EXERCISE REQUIREMENTS
Copy each line that holds "source".

LISTING

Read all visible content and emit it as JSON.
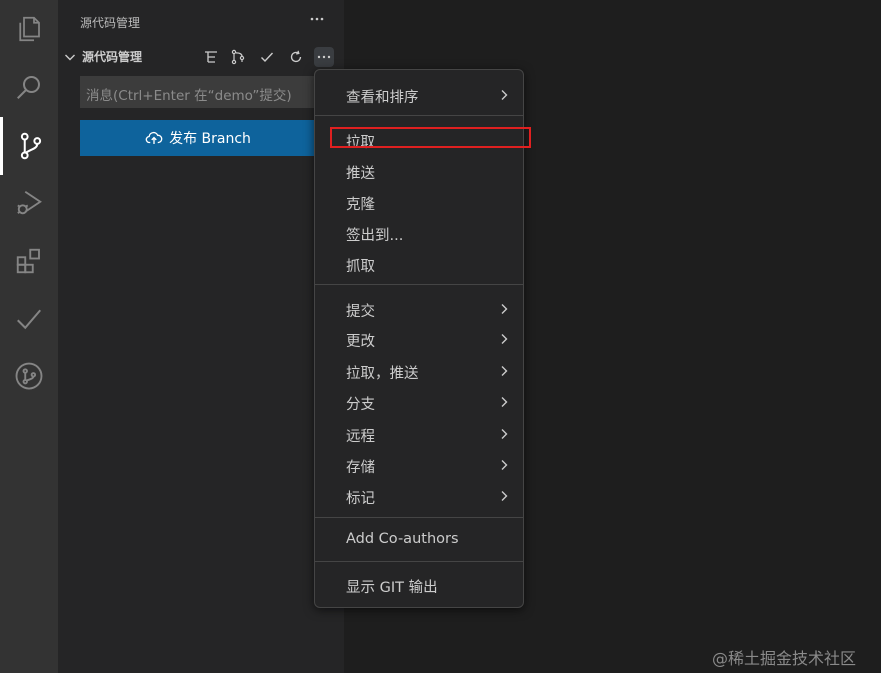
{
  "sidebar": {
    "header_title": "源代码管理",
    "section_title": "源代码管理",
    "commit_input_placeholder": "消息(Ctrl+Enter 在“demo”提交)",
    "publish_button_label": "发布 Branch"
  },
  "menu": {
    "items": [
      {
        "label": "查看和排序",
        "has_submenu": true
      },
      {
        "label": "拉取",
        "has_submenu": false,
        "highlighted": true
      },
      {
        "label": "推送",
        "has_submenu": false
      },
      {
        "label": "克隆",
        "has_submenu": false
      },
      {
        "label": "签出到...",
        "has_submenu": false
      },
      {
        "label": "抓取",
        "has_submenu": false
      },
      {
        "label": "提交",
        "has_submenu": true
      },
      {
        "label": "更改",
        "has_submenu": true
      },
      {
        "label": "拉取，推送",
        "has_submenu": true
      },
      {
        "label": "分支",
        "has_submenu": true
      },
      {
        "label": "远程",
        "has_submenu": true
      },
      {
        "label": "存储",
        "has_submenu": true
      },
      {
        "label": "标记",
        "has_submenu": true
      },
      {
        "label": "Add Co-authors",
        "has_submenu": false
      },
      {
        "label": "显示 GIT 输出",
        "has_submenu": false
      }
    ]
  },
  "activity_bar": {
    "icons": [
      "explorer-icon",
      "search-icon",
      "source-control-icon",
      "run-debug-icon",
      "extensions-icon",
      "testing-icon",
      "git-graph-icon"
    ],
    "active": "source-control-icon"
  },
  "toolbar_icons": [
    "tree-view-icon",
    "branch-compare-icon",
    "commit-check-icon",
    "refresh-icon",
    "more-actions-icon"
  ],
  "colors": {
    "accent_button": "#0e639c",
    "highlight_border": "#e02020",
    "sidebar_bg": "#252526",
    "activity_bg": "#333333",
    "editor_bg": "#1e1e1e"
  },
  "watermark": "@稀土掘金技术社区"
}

OUTPUT OF THE EXERCISE
      "source-control-icon",
    "active": "source-control-icon"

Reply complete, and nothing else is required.